> **Job**
Restate the records below word for word.

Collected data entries
"""
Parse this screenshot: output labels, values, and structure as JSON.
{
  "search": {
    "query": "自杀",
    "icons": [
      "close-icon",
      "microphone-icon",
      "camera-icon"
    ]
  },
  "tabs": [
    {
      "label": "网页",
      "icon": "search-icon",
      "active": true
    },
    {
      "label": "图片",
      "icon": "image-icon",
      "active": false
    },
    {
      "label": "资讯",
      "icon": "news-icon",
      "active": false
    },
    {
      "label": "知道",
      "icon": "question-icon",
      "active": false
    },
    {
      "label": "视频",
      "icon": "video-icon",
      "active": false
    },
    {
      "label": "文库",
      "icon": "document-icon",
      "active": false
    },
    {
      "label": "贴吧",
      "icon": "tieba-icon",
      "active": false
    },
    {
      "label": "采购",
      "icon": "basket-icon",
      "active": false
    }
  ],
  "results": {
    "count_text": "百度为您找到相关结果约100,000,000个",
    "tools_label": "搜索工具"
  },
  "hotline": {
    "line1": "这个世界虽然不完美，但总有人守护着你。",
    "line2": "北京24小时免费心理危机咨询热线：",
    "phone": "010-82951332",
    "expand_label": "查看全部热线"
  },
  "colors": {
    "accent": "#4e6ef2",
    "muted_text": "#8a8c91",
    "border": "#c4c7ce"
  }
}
"""
> **Final result**
Parse this screenshot: output labels, values, and structure as JSON.
{
  "search": {
    "query": "自杀",
    "icons": [
      "close-icon",
      "microphone-icon",
      "camera-icon"
    ]
  },
  "tabs": [
    {
      "label": "网页",
      "icon": "search-icon",
      "active": true
    },
    {
      "label": "图片",
      "icon": "image-icon",
      "active": false
    },
    {
      "label": "资讯",
      "icon": "news-icon",
      "active": false
    },
    {
      "label": "知道",
      "icon": "question-icon",
      "active": false
    },
    {
      "label": "视频",
      "icon": "video-icon",
      "active": false
    },
    {
      "label": "文库",
      "icon": "document-icon",
      "active": false
    },
    {
      "label": "贴吧",
      "icon": "tieba-icon",
      "active": false
    },
    {
      "label": "采购",
      "icon": "basket-icon",
      "active": false
    }
  ],
  "results": {
    "count_text": "百度为您找到相关结果约100,000,000个",
    "tools_label": "搜索工具"
  },
  "hotline": {
    "line1": "这个世界虽然不完美，但总有人守护着你。",
    "line2": "北京24小时免费心理危机咨询热线：",
    "phone": "010-82951332",
    "expand_label": "查看全部热线"
  },
  "colors": {
    "accent": "#4e6ef2",
    "muted_text": "#8a8c91",
    "border": "#c4c7ce"
  }
}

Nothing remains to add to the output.